# WHAT THE TASK ASKS
Gather every line from the entries below that includes "Nazwisko".

# SUPPLIED MATERIAL
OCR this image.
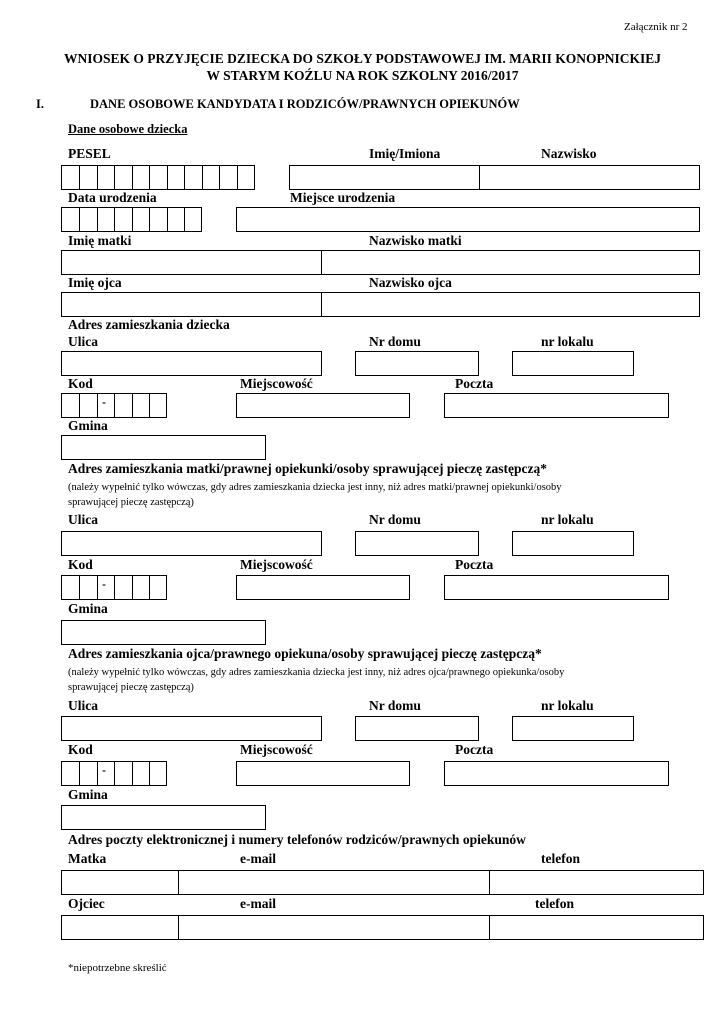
Załącznik nr 2
WNIOSEK O PRZYJĘCIE DZIECKA DO SZKOŁY PODSTAWOWEJ IM. MARII KONOPNICKIEJ
W STARYM KOŹLU NA ROK SZKOLNY 2016/2017
I.	DANE OSOBOWE KANDYDATA I RODZICÓW/PRAWNYCH OPIEKUNÓW
Dane osobowe dziecka
PESEL	Imię/Imiona	Nazwisko
Data urodzenia	Miejsce urodzenia
Imię matki	Nazwisko matki
Imię ojca	Nazwisko ojca
Adres zamieszkania dziecka
Ulica	Nr domu	nr lokalu
Kod	Miejscowość	Poczta
-
Gmina
Adres zamieszkania matki/prawnej opiekunki/osoby sprawującej pieczę zastępczą*
(należy wypełnić tylko wówczas, gdy adres zamieszkania dziecka jest inny, niż adres matki/prawnej opiekunki/osoby
sprawującej pieczę zastępczą)
Ulica	Nr domu	nr lokalu
Kod	Miejscowość	Poczta
-
Gmina
Adres zamieszkania ojca/prawnego opiekuna/osoby sprawującej pieczę zastępczą*
(należy wypełnić tylko wówczas, gdy adres zamieszkania dziecka jest inny, niż adres ojca/prawnego opiekunka/osoby
sprawującej pieczę zastępczą)
Ulica	Nr domu	nr lokalu
Kod	Miejscowość	Poczta
-
Gmina
Adres poczty elektronicznej i numery telefonów rodziców/prawnych opiekunów
Matka	e-mail	telefon
Ojciec	e-mail	telefon
*niepotrzebne skreślić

# REPLY TO THE EXERCISE
PESEL	Imię/Imiona	Nazwisko
Imię matki	Nazwisko matki
Imię ojca	Nazwisko ojca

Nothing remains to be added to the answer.